Stated problem ::
Search the material below for the string "pages" and list each line that holds it.
----- Dataset records
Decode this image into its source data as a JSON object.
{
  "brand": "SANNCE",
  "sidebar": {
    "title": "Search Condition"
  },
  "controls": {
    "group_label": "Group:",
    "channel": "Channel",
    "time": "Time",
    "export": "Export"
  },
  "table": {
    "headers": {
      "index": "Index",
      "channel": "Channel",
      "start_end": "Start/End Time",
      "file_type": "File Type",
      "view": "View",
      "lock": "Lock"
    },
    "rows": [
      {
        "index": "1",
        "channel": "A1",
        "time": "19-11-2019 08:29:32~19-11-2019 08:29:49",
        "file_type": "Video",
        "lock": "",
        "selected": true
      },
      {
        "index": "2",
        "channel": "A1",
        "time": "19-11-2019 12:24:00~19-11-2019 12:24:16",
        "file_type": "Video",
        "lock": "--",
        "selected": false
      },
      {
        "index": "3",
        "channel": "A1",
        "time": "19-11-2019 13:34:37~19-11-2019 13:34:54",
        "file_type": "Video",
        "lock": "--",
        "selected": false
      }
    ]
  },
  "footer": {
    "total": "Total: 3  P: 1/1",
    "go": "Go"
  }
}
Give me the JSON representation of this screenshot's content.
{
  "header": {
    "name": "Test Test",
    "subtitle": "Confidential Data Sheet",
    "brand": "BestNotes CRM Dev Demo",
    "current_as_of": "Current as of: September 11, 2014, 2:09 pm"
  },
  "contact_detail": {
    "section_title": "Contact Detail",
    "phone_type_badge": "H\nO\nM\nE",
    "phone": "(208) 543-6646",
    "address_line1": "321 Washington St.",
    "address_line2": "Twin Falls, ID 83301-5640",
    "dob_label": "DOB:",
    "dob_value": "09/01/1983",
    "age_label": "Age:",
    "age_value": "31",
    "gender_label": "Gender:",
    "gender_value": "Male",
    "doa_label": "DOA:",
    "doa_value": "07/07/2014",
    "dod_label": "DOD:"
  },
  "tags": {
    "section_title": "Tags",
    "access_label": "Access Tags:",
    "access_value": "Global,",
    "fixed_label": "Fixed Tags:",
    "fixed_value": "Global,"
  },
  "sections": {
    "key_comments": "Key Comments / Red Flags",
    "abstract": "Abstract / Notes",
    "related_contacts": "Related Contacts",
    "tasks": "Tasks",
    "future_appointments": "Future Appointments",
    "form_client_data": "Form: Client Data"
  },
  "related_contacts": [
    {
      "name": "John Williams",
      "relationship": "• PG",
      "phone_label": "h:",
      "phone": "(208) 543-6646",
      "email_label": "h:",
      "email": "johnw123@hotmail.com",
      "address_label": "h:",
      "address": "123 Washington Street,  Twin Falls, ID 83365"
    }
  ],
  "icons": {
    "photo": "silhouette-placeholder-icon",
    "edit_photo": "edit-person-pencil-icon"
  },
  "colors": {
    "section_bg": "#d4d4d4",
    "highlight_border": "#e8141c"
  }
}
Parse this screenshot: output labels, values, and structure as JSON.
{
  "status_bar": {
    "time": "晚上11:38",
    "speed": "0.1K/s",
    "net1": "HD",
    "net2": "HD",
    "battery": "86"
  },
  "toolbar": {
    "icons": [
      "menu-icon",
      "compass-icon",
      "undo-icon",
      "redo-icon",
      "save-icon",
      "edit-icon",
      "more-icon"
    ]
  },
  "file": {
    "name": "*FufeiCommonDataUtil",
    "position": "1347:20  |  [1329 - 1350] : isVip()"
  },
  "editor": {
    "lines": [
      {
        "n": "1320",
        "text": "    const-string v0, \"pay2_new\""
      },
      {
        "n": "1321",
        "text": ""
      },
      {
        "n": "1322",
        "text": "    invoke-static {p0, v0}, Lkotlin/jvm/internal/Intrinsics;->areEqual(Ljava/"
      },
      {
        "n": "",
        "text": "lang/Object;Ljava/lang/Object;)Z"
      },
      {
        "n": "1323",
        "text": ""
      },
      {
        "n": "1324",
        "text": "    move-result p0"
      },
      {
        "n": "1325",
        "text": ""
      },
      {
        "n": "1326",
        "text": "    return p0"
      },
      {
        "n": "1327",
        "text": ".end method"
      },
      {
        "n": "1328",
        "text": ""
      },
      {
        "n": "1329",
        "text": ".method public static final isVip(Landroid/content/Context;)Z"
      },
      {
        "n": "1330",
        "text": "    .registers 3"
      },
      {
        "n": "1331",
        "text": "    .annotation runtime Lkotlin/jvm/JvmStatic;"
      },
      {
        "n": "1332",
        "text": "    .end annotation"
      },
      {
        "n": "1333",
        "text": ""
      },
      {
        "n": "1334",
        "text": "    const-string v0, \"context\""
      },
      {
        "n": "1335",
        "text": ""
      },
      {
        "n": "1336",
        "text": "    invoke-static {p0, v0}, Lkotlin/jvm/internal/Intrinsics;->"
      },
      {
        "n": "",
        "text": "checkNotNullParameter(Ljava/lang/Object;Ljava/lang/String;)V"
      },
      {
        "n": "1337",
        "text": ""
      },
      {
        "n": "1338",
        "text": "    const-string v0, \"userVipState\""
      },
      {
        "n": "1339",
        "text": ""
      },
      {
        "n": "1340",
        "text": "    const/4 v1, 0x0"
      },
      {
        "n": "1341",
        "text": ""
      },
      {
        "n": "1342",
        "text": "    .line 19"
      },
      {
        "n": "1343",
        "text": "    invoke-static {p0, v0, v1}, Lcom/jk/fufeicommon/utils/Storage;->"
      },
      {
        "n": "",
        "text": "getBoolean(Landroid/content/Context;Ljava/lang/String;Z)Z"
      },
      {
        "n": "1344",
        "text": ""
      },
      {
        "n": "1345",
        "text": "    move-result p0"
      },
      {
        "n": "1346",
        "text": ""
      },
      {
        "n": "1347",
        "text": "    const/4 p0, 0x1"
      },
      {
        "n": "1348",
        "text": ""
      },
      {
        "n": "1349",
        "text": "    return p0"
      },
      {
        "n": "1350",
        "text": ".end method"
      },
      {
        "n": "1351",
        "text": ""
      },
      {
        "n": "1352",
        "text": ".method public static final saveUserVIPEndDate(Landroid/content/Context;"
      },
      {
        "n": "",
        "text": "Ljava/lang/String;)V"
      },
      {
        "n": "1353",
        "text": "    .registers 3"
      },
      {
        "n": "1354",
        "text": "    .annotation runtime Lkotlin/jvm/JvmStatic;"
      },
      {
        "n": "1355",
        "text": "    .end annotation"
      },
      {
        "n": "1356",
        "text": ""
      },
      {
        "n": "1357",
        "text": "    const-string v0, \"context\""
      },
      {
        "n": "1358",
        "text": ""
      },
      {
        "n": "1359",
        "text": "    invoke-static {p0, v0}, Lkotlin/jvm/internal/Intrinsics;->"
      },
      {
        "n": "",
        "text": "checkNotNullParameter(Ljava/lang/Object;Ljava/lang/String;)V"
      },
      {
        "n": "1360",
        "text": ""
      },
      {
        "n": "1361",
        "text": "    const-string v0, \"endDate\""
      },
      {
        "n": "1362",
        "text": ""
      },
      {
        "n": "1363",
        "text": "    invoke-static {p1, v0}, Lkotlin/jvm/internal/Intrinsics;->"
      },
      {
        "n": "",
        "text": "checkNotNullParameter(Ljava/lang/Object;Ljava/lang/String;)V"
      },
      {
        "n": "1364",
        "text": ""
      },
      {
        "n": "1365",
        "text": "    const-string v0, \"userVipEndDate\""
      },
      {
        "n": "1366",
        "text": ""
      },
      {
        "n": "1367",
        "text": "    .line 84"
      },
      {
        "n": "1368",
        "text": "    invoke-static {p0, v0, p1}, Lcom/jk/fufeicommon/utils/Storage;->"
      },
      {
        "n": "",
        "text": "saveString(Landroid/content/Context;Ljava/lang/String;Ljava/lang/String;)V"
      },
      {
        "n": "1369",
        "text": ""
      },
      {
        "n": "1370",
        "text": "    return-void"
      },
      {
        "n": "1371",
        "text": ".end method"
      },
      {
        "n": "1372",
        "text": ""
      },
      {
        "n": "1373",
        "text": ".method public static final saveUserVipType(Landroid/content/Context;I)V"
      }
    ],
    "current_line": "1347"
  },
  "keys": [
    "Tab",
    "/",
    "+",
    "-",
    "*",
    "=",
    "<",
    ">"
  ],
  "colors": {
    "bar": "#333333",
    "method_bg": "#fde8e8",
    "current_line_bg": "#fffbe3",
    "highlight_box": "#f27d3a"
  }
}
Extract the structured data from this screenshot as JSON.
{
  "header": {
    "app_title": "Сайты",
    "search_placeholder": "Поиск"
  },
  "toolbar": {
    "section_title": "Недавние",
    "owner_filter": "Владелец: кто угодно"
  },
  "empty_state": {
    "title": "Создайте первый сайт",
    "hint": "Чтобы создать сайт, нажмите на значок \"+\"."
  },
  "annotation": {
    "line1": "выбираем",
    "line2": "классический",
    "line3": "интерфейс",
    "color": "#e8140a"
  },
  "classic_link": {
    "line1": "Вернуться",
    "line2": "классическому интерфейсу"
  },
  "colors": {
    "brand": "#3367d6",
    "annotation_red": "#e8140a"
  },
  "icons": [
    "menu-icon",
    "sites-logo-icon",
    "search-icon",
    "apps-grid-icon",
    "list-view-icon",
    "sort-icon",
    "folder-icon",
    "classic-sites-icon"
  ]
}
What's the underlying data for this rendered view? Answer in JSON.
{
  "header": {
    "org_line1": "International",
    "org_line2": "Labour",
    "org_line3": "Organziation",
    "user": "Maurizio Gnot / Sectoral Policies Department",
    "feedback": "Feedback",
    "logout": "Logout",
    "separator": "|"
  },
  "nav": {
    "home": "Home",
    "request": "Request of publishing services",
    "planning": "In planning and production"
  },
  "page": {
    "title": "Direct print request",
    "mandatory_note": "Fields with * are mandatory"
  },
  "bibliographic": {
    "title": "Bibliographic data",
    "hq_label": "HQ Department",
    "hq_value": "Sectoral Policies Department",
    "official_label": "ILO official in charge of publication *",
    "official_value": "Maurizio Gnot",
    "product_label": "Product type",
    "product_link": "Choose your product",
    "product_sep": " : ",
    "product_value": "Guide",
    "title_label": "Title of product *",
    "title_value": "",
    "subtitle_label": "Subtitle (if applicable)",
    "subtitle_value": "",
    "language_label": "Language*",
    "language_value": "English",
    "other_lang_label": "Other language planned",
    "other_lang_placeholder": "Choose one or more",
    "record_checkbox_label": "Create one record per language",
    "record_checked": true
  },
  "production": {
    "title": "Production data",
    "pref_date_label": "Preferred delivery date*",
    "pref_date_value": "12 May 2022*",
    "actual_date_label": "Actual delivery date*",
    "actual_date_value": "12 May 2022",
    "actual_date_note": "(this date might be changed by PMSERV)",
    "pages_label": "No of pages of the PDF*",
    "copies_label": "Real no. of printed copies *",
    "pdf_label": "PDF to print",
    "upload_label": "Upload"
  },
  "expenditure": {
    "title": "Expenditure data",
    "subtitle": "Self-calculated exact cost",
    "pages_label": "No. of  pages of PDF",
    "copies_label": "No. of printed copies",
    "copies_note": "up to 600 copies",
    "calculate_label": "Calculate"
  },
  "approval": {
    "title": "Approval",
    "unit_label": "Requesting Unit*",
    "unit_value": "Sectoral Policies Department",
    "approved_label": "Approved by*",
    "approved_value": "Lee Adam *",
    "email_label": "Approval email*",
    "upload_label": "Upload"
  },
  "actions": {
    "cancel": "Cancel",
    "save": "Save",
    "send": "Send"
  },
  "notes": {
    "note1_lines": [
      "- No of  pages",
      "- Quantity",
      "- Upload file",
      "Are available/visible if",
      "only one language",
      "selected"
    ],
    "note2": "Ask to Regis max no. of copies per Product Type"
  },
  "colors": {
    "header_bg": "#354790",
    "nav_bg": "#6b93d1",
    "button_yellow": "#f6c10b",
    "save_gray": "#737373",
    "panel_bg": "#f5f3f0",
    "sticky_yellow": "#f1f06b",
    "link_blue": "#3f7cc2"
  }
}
----------
Result ::
    "pages_label": "No of pages of the PDF*",
    "pages_label": "No. of  pages of PDF",
      "- No of  pages",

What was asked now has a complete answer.